- [Do this]: In your copy, leave out the pictures; write out all the data exactly.

Extracted data entries:
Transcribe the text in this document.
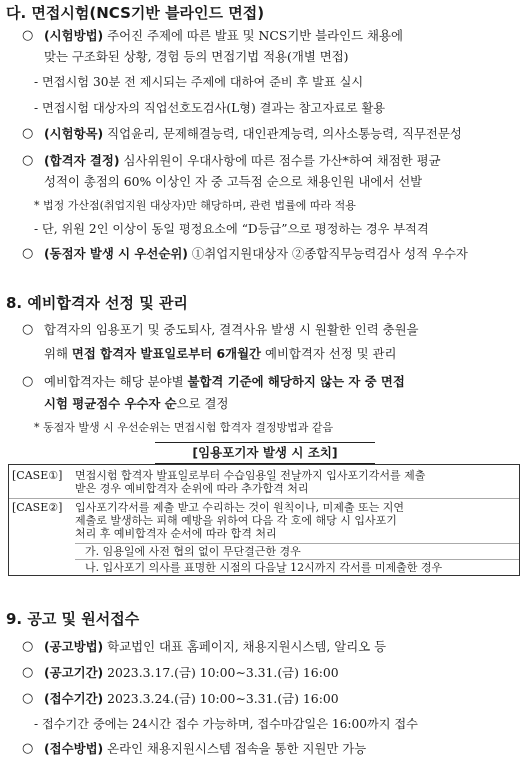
다. 면접시험(NCS기반 블라인드 면접)
○ (시험방법) 주어진 주제에 따른 발표 및 NCS기반 블라인드 채용에
맞는 구조화된 상황, 경험 등의 면접기법 적용(개별 면접)
- 면접시험 30분 전 제시되는 주제에 대하여 준비 후 발표 실시
- 면접시험 대상자의 직업선호도검사(L형) 결과는 참고자료로 활용
○ (시험항목) 직업윤리, 문제해결능력, 대인관계능력, 의사소통능력, 직무전문성
○ (합격자 결정) 심사위원이 우대사항에 따른 점수를 가산*하여 채점한 평균
성적이 총점의 60% 이상인 자 중 고득점 순으로 채용인원 내에서 선발
* 법정 가산점(취업지원 대상자)만 해당하며, 관련 법률에 따라 적용
- 단, 위원 2인 이상이 동일 평정요소에 “D등급”으로 평정하는 경우 부적격
○ (동점자 발생 시 우선순위) ①취업지원대상자 ②종합직무능력검사 성적 우수자
8. 예비합격자 선정 및 관리
○ 합격자의 임용포기 및 중도퇴사, 결격사유 발생 시 원활한 인력 충원을
위해 면접 합격자 발표일로부터 6개월간 예비합격자 선정 및 관리
○ 예비합격자는 해당 분야별 불합격 기준에 해당하지 않는 자 중 면접
시험 평균점수 우수자 순으로 결정
* 동점자 발생 시 우선순위는 면접시험 합격자 결정방법과 같음
[임용포기자 발생 시 조치]
[CASE①] 면접시험 합격자 발표일로부터 수습임용일 전날까지 입사포기각서를 제출
받은 경우 예비합격자 순위에 따라 추가합격 처리
[CASE②] 입사포기각서를 제출 받고 수리하는 것이 원칙이나, 미제출 또는 지연
제출로 발생하는 피해 예방을 위하여 다음 각 호에 해당 시 입사포기
처리 후 예비합격자 순서에 따라 합격 처리
가. 임용일에 사전 협의 없이 무단결근한 경우
나. 입사포기 의사를 표명한 시점의 다음날 12시까지 각서를 미제출한 경우
9. 공고 및 원서접수
○ (공고방법) 학교법인 대표 홈페이지, 채용지원시스템, 알리오 등
○ (공고기간) 2023.3.17.(금) 10:00∼3.31.(금) 16:00
○ (접수기간) 2023.3.24.(금) 10:00∼3.31.(금) 16:00
- 접수기간 중에는 24시간 접수 가능하며, 접수마감일은 16:00까지 접수
○ (접수방법) 온라인 채용지원시스템 접속을 통한 지원만 가능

- [Exercise answer]:
Transcribe the text in this document.
다. 면접시험(NCS기반 블라인드 면접)
○ (시험방법) 주어진 주제에 따른 발표 및 NCS기반 블라인드 채용에
맞는 구조화된 상황, 경험 등의 면접기법 적용(개별 면접)
- 면접시험 30분 전 제시되는 주제에 대하여 준비 후 발표 실시
- 면접시험 대상자의 직업선호도검사(L형) 결과는 참고자료로 활용
○ (시험항목) 직업윤리, 문제해결능력, 대인관계능력, 의사소통능력, 직무전문성
○ (합격자 결정) 심사위원이 우대사항에 따른 점수를 가산*하여 채점한 평균
성적이 총점의 60% 이상인 자 중 고득점 순으로 채용인원 내에서 선발
* 법정 가산점(취업지원 대상자)만 해당하며, 관련 법률에 따라 적용
- 단, 위원 2인 이상이 동일 평정요소에 “D등급”으로 평정하는 경우 부적격
○ (동점자 발생 시 우선순위) ①취업지원대상자 ②종합직무능력검사 성적 우수자
8. 예비합격자 선정 및 관리
○ 합격자의 임용포기 및 중도퇴사, 결격사유 발생 시 원활한 인력 충원을
위해 면접 합격자 발표일로부터 6개월간 예비합격자 선정 및 관리
○ 예비합격자는 해당 분야별 불합격 기준에 해당하지 않는 자 중 면접
시험 평균점수 우수자 순으로 결정
* 동점자 발생 시 우선순위는 면접시험 합격자 결정방법과 같음
[임용포기자 발생 시 조치]
[CASE①] 면접시험 합격자 발표일로부터 수습임용일 전날까지 입사포기각서를 제출
받은 경우 예비합격자 순위에 따라 추가합격 처리
[CASE②] 입사포기각서를 제출 받고 수리하는 것이 원칙이나, 미제출 또는 지연
제출로 발생하는 피해 예방을 위하여 다음 각 호에 해당 시 입사포기
처리 후 예비합격자 순서에 따라 합격 처리
가. 임용일에 사전 협의 없이 무단결근한 경우
나. 입사포기 의사를 표명한 시점의 다음날 12시까지 각서를 미제출한 경우
9. 공고 및 원서접수
○ (공고방법) 학교법인 대표 홈페이지, 채용지원시스템, 알리오 등
○ (공고기간) 2023.3.17.(금) 10:00∼3.31.(금) 16:00
○ (접수기간) 2023.3.24.(금) 10:00∼3.31.(금) 16:00
- 접수기간 중에는 24시간 접수 가능하며, 접수마감일은 16:00까지 접수
○ (접수방법) 온라인 채용지원시스템 접속을 통한 지원만 가능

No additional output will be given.